((
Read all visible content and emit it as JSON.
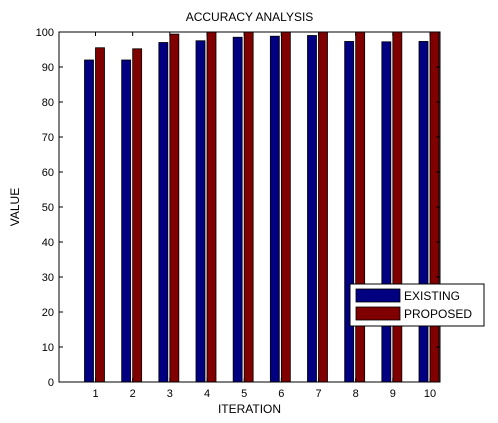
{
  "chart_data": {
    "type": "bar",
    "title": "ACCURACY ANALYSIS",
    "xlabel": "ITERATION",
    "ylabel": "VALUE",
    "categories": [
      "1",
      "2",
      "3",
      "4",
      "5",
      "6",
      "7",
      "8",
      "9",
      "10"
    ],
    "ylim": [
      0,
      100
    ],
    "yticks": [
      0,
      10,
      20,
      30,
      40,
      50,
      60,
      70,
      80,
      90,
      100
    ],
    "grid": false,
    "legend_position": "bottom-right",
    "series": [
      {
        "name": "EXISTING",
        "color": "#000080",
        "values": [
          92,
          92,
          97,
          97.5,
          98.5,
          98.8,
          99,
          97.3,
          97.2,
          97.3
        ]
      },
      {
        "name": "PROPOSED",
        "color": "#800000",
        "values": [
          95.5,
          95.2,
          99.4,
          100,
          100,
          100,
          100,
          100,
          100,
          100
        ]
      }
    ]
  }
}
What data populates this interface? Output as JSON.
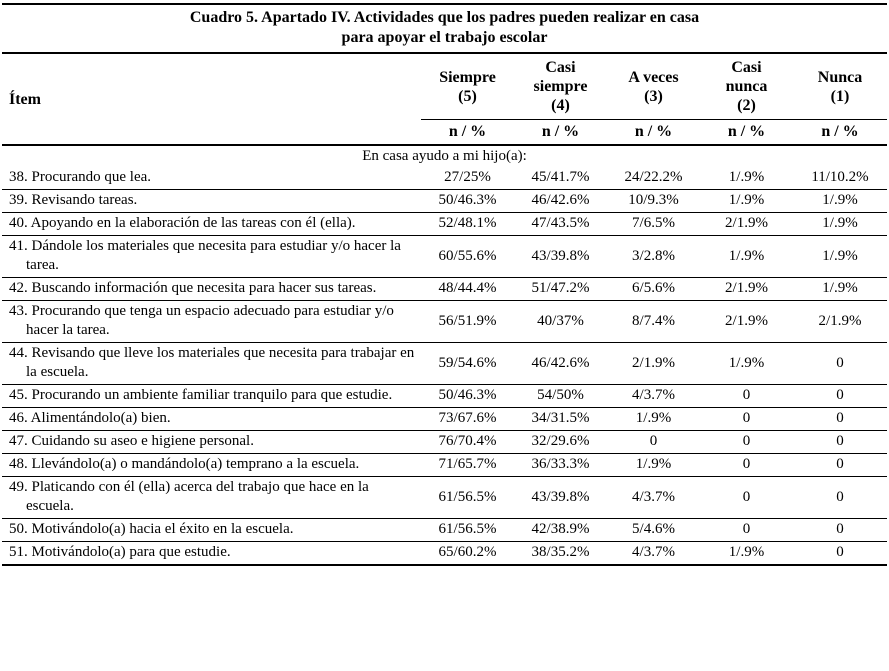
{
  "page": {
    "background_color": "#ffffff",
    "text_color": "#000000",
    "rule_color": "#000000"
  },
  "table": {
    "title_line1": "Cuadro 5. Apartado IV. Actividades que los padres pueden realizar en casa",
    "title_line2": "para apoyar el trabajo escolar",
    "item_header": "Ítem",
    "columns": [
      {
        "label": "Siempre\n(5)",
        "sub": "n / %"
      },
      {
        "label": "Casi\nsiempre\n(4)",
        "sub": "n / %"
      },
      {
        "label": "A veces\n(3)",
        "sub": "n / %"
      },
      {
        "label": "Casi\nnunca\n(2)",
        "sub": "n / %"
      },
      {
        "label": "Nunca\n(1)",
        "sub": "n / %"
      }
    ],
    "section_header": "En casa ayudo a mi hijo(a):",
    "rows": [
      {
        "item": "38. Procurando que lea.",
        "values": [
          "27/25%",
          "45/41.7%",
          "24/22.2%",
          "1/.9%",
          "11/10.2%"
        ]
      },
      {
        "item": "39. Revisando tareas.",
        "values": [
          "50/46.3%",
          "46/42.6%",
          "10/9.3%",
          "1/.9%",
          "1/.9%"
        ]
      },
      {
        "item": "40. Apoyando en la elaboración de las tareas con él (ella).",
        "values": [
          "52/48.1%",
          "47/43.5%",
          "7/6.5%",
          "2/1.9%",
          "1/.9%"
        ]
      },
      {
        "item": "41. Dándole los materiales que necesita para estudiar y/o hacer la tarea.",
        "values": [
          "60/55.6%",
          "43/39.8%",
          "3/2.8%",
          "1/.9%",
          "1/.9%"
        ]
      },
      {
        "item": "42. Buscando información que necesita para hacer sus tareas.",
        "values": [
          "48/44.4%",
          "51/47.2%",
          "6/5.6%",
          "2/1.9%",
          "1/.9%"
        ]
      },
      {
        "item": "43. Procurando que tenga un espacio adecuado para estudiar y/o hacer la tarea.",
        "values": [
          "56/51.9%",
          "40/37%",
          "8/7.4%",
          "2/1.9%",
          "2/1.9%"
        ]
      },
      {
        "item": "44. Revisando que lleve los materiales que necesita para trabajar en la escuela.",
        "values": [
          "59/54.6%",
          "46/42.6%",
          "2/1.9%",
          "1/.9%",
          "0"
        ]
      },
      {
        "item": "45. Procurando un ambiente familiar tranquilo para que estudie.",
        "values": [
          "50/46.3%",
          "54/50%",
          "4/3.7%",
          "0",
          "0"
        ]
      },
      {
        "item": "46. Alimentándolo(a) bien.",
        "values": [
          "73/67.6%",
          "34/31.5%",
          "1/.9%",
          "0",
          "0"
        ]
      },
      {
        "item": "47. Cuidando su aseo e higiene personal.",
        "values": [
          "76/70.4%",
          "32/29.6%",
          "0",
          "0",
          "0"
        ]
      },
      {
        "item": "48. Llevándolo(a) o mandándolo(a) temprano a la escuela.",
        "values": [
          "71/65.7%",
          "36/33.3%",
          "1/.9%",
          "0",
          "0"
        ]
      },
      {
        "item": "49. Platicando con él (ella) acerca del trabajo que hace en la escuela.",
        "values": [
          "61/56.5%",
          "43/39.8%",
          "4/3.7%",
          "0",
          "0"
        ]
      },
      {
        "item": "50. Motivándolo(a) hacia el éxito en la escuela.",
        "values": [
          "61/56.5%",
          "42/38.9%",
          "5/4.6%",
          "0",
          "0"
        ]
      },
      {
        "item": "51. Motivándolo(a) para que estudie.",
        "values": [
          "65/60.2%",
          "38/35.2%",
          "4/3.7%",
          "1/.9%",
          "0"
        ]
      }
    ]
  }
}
))
((
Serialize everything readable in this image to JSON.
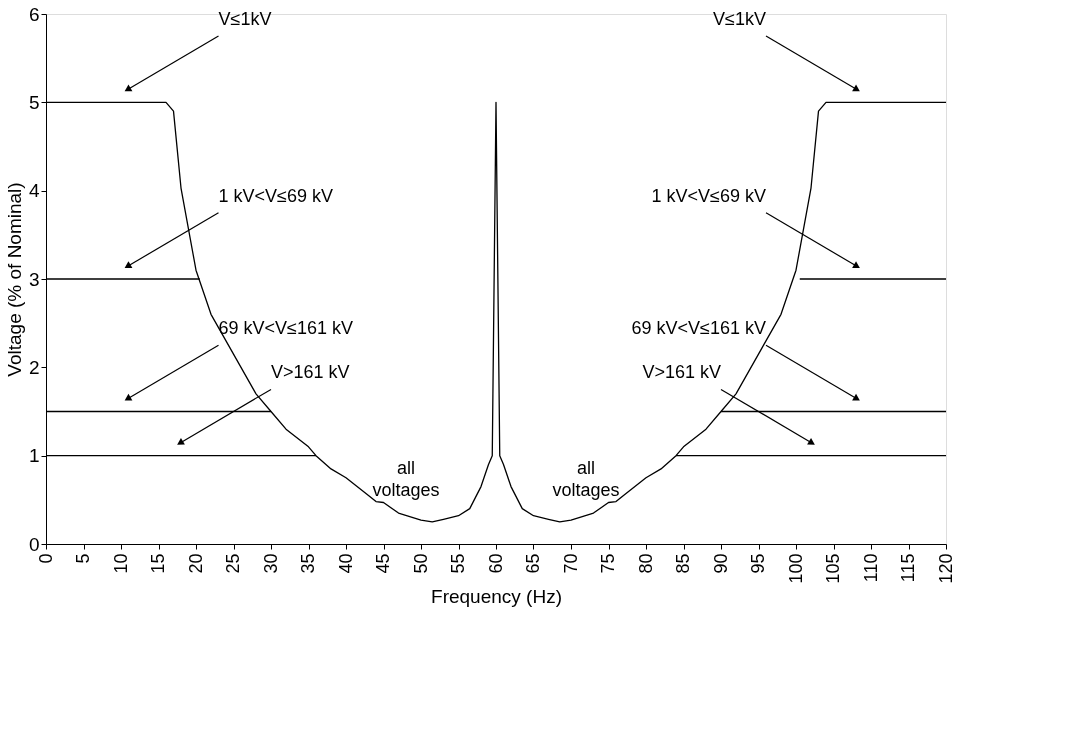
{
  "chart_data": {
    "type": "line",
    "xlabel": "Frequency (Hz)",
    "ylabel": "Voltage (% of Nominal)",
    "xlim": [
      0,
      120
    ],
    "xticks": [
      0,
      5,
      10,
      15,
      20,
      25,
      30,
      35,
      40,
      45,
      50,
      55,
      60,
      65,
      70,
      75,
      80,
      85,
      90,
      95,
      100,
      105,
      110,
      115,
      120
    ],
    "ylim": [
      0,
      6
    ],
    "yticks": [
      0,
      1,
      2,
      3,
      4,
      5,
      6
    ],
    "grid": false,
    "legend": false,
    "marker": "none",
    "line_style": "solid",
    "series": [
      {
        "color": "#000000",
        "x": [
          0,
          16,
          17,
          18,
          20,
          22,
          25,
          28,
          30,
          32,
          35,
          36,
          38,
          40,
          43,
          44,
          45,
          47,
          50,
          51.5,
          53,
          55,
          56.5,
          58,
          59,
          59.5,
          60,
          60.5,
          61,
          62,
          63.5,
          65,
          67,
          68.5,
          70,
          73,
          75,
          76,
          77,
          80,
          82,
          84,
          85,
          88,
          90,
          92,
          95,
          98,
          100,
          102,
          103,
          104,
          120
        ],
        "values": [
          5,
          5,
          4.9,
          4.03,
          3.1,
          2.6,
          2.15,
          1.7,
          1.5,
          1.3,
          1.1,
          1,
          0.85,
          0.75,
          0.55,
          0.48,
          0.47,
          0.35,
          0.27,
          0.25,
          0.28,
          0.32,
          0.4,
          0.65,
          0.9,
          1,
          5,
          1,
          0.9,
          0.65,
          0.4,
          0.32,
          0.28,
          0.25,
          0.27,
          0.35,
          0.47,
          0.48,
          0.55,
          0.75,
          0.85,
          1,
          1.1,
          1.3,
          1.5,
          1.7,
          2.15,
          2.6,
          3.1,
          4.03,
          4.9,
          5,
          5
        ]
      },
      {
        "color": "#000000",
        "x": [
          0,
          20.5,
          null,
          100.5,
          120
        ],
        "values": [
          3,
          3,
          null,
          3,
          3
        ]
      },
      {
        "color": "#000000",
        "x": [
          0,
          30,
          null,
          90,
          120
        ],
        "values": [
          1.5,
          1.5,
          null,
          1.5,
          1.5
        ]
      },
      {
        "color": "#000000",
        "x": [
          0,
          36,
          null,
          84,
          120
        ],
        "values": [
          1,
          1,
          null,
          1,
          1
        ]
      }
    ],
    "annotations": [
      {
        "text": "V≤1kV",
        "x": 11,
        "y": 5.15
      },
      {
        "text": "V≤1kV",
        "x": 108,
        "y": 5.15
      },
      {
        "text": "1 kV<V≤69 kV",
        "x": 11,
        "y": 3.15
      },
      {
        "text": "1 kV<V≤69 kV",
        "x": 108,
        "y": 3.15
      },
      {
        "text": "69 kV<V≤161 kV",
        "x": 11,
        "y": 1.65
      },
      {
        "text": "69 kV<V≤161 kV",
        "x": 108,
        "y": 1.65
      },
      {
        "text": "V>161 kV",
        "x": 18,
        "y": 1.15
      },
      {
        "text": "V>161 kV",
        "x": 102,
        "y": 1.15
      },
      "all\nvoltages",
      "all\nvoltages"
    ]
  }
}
))
▶ **Work to do**:
Copy each line holding the word "ella" from the listing above.

▶ **Answer for this exercise**:
        "item": "40. Apoyando en la elaboración de las tareas con él (ella).",
        "item": "49. Platicando con él (ella) acerca del trabajo que hace en la escuela.",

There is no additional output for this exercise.